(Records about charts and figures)
[Start]

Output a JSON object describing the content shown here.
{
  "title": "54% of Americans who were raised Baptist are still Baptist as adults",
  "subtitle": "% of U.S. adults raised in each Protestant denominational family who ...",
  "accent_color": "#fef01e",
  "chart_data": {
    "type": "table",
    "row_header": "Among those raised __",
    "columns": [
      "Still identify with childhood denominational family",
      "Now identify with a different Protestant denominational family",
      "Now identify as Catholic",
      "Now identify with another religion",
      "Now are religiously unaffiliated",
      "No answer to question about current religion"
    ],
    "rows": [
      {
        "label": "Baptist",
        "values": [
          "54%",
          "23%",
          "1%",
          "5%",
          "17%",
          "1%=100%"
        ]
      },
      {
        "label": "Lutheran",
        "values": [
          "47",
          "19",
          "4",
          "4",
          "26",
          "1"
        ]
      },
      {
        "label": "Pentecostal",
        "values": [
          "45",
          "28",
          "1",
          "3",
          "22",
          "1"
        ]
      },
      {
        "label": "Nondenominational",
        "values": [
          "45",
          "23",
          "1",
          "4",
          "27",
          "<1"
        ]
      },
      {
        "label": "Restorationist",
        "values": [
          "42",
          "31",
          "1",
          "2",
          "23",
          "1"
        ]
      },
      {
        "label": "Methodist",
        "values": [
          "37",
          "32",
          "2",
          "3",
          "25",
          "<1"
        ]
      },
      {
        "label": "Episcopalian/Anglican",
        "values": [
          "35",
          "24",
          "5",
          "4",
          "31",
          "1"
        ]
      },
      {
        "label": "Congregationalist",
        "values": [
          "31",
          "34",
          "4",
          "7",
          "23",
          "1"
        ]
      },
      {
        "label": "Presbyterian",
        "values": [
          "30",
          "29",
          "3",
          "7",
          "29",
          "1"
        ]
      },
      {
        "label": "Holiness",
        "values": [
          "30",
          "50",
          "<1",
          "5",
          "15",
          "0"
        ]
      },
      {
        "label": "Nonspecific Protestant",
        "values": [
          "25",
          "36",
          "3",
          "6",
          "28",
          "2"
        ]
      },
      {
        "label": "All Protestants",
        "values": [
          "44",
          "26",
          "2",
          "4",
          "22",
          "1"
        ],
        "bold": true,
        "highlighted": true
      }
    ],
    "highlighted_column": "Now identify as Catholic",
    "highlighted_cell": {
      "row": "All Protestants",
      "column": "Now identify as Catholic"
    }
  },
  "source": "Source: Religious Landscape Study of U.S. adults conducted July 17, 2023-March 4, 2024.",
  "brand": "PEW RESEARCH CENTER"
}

[End]

» To be done
Provide only the number of lines in the entries that hold the word "raised".

» Response to this task
3